*TO DO*.
Copy each line where the word "ionique" occurs.

*RECORDS TO USE*.
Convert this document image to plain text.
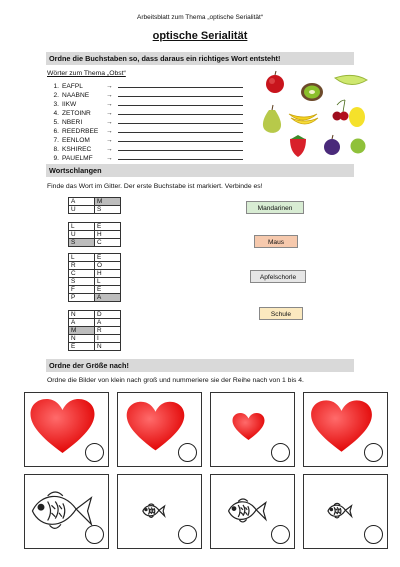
Arbeitsblatt zum Thema „optische Serialität“
optische Serialität
Ordne die Buchstaben so, dass daraus ein richtiges Wort entsteht!
Wörter zum Thema „Obst“
1. EAFPL	→
2. NAABNE	→
3. IIKW	→
4. ZETOINR →
5. NBERI	→
6. REEDRBEE →
7. EENLOM →
8. KSHIREC →
9. PAUELMF →
Wortschlangen
Finde das Wort im Gitter. Der erste Buchstabe ist markiert. Verbinde es!
A	M
U	S
L	E
U	H
S	C
L	E
R	O
C	H
S	L
F	E
P	A
N	D
A	A
M	R
N	I
E	N
Mandarinen
Maus
Apfelschorle
Schule
Ordne der Größe nach!
Ordne die Bilder von klein nach groß und nummeriere sie der Reihe nach von 1 bis 4.
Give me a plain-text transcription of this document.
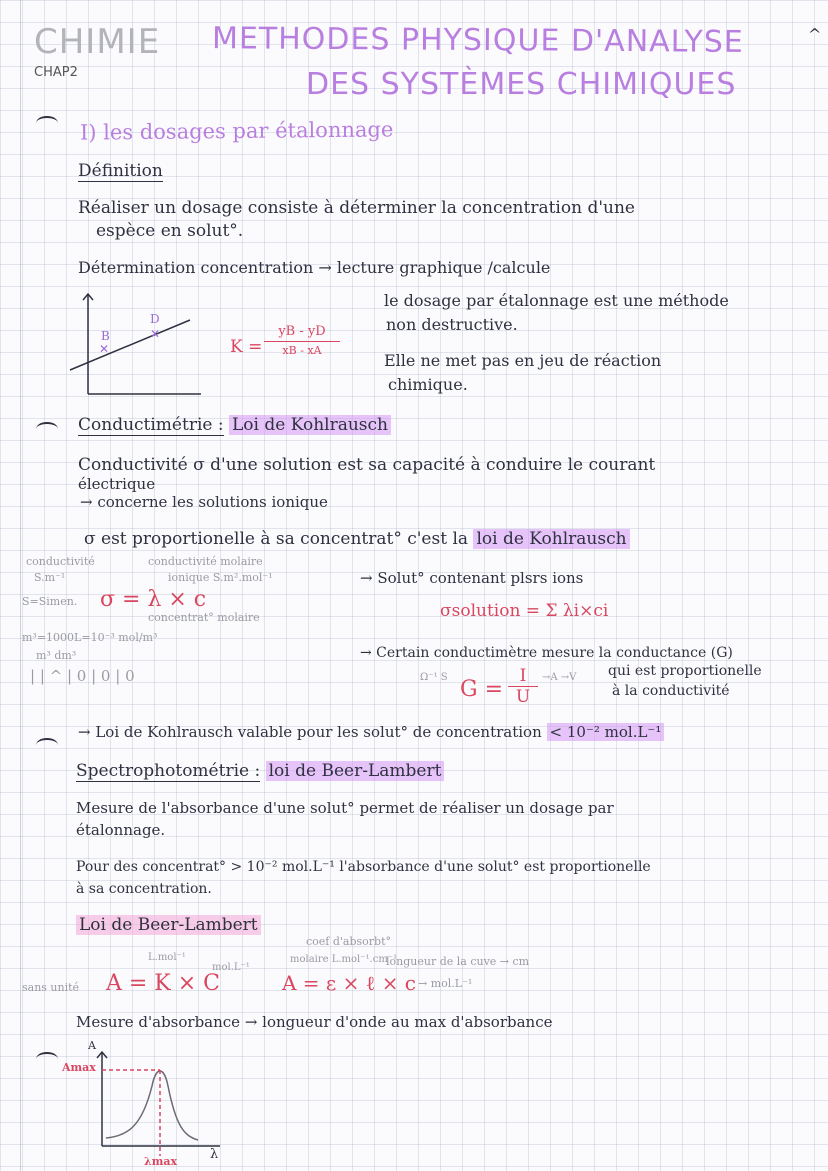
CHIMIE
CHAP2
METHODES PHYSIQUE D'ANALYSE
DES SYSTÈMES CHIMIQUES
^
I) les dosages par étalonnage
Définition
Réaliser un dosage consiste à déterminer la concentration d'une
espèce en solut°.
Détermination concentration → lecture graphique /calcule
✕
✕
B
D
K =
yB - yD
xB - xA
le dosage par étalonnage est une méthode
non destructive.
Elle ne met pas en jeu de réaction
chimique.
Conductimétrie : Loi de Kohlrausch
Conductivité σ d'une solution est sa capacité à conduire le courant
électrique
→ concerne les solutions ionique
σ est proportionelle à sa concentrat° c'est la loi de Kohlrausch
conductivité
S.m⁻¹
conductivité molaire
ionique S.m².mol⁻¹
S=Simen. σ = λ × c
concentrat° molaire
m³=1000L=10⁻³ mol/m³
m³ dm³
| | ^ | 0 | 0 | 0
→ Solut° contenant plsrs ions
σsolution = Σ λi×ci
→ Certain conductimètre mesure la conductance (G)
Ω⁻¹ S $G = \frac{I}{U} \to A \to V$ qui est proportionelle
à la conductivité
→ Loi de Kohlrausch valable pour les solut° de concentration < 10⁻² mol.L⁻¹
Spectrophotométrie : loi de Beer-Lambert
Mesure de l'absorbance d'une solut° permet de réaliser un dosage par
étalonnage.
Pour des concentrat° > 10⁻² mol.L⁻¹ l'absorbance d'une solut° est proportionelle
à sa concentration.
Loi de Beer-Lambert
sans unité
L.mol⁻¹
mol.L⁻¹
A = K × C
coef d'absorbt°
molaire L.mol⁻¹.cm⁻¹
longueur de la cuve → cm
A = ε × ℓ × c → mol.L⁻¹
Mesure d'absorbance → longueur d'onde au max d'absorbance
A
Amax
λ
λmax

*WRITTEN ANSWER*.
→ concerne les solutions ionique
ionique S.m².mol⁻¹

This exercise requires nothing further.